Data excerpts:
---*---
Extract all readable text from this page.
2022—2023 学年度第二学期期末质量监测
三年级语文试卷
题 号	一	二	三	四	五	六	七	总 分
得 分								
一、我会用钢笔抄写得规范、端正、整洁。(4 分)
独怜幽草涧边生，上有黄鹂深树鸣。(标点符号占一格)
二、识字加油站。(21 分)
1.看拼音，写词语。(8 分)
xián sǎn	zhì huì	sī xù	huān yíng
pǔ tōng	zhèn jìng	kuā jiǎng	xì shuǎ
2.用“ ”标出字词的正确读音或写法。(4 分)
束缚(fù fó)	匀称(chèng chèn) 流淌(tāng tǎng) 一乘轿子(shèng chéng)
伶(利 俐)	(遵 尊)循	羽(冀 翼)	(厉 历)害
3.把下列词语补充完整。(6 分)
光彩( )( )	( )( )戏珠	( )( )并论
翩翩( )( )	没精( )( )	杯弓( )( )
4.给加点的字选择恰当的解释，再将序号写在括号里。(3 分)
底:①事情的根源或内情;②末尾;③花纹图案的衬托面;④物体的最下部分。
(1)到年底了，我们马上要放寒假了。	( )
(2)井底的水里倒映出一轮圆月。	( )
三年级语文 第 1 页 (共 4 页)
---*---
Give the listing above again, word for word.

• FINISHED ANSWER
Extract all readable text from this page.
2022—2023 学年度第二学期期末质量监测
三年级语文试卷
题 号	一	二	三	四	五	六	七	总 分
得 分								
一、我会用钢笔抄写得规范、端正、整洁。(4 分)
独怜幽草涧边生，上有黄鹂深树鸣。(标点符号占一格)
二、识字加油站。(21 分)
1.看拼音，写词语。(8 分)
xián sǎn	zhì huì	sī xù	huān yíng
pǔ tōng	zhèn jìng	kuā jiǎng	xì shuǎ
2.用“ ”标出字词的正确读音或写法。(4 分)
束缚(fù fó)	匀称(chèng chèn) 流淌(tāng tǎng) 一乘轿子(shèng chéng)
伶(利 俐)	(遵 尊)循	羽(冀 翼)	(厉 历)害
3.把下列词语补充完整。(6 分)
光彩( )( )	( )( )戏珠	( )( )并论
翩翩( )( )	没精( )( )	杯弓( )( )
4.给加点的字选择恰当的解释，再将序号写在括号里。(3 分)
底:①事情的根源或内情;②末尾;③花纹图案的衬托面;④物体的最下部分。
(1)到年底了，我们马上要放寒假了。	( )
(2)井底的水里倒映出一轮圆月。	( )
三年级语文 第 1 页 (共 4 页)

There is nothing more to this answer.